• [ВЫПОЛНИТЕ ЗАДАНИЯ]:
a) Ответьте на вопросы по отрывку из воспоминаний, каждый ответ с новой строки:
(i) Какой портрет автор получил на память об обучении цесаревича?
(ii) Какой дивизией автор командовал?
(iii) Сколько лет только что исполнилось автору?
b) Допишите отрывок из воспоминаний: продолжите его сразу после последнего предложения.

• [ТЕКСТ ОТРЫВКА]:
★ ★ ★ ★
Цесаревич исправно посещал занятия эскадрона школы, прошел все уставное обучение от кавалериста до эскадронного учения включительно. Чрезвычайно внимательно относился ко всем указаниям, разъяснениям и перед эскадроном произносил команды отчетливо, уверенно.
На первых порах казалось, что он сам своего голоса не узнает и удивляется его звучности; но довольно скоро эта робость исчезла.
На память об этом обучении я получил от его императорского высочества портрет, в гусарской форме, с подписью.
До 1898 года, то есть за время, что я был начальником Офицерской кавалерийской школы, я видел государя часто, но не общался лично. В ближайшие 10 лет, когда я командовал 10-й кавалерийской дивизией, был начальником штаба и помощником Драгомирова, а также командующим войсками в Киеве, мне доводилось видеть царя лишь во время моих приездов в столицу.
Мои личные разговоры с государем по поводу последствий японской кампании и проекта реорганизации великого князя Николая Николаевича я уже изложил раньше, как и обстоятельства, при которых я принял должность начальника Генерального штаба под командой Редигера. Государь не смог быть мне во всем поддержкой, как он это обещал.
…Мое жизнеописание превратилось в исповедь. Как я упомянул во вступлении, писал я не для того, чтобы оправдываться перед моими противниками и еще менее заискивать у них. Я в этом не нуждаюсь. Только что мне исполнилось семьдесят пять лет, поэтому смена их образа мыслей принесла бы мне мало пользы. Я писал, чтобы показать нашему народу, где и в чем его вожди заблуждались, писал с возрастающим внутренним успокоением, так как последние годы бедствий и горя привели меня к осознанию того, что русский народ в отношении своих главных жизненных задач в конце концов выйдет на правильный путь. Начинающееся на моих глазах мирное, дружественное сближение России и Германии является основной предпосылкой к возрождению русского народа с его могучими действенными силами. Русский народ молод, силы его неисчерпаемы.
Русские и немцы настолько соответствуют друг другу в отношении целесообразной, совместной продуктивной работы, как редко какие-нибудь другие нации.
★ ★ ★ ★
• [ИСХОДНЫЙ МАТЕРИАЛ]:
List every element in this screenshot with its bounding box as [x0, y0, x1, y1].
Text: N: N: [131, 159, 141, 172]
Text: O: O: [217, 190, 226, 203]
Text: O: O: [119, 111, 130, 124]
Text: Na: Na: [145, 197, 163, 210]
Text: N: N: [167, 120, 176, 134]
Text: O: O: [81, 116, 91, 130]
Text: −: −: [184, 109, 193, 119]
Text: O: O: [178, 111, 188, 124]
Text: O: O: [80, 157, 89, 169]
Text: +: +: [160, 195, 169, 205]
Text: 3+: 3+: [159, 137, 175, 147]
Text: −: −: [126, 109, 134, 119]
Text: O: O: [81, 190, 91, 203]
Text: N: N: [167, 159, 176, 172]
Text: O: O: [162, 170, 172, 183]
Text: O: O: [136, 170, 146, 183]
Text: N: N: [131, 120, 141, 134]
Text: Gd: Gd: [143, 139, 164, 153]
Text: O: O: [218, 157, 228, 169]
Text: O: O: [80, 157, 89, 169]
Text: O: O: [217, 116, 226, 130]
★ ★ ★ ★
• [ОТВЕТЫ]:
a)
(i) Портрет его императорского высочества в гусарской форме, с подписью.
(ii) 10-й кавалерийской дивизией.
(iii) Семьдесят пять лет.

b)
Но для сохранения мира в Европе этого было недостаточно – необходим был тройственный союз на континенте. Вместе все это создавало почву для предопределенной историей коалиции: Россия, Германия и Франция – коалиции, обеспечивавшей мир и европейское «равновесие», угрожавшей лишь одной европейской державе – Англии. Эта угроза заставила ее взять на себя инициативу создания другой, более выгодной ей коалиции – «entente cordiale». Альбион не ошибся в своих расчетах: два сильнейших народа континента лежат, по-видимому, беспомощно поверженными в прах. Одно лишь упустил из виду хладнокровно и брутально-эгоистически рассчитывающий политик: ничто не объединяет людей так сильно, как одинаковое горе.
Другой залог для будущего России я вижу в том, что в ней у власти стоит самонадеянное, твердое и руководимое великим политическим идеалом правительство. Этот политический идеал не может быть моим. Люди, окружающие Ленина, не мои друзья, они не олицетворяют собой мой идеал национальных героев. В то же время я уже не могу их больше назвать «разбойниками и грабителями», после того как выяснилось, что они подняли лишь брошенное: престол и власть. Их мировоззрение для меня неприемлемо. И все же медленно и неуверенно пробуждается во мне надежда, что они приведут русский народ, быть может, помимо их воли, по правильному пути к верной цели и новой мощи… Верить в это я еще не могу, но тем сильнее того желать… ввиду бесчисленных ужасных жертв, которых потребовало разрушение старого строя. Что мои надежды являются не совсем утопией, доказывает то обстоятельство, что такие мои достойные бывшие сотрудники и сослуживцы, как генералы Брусилов, Балтийский и Добророльский, отдали свои силы новому правительству Москвы. Нет никакого сомнения, что они это сделали, убедившись в том, что Россия и при новом режиме находится на правильном пути к полному возрождению.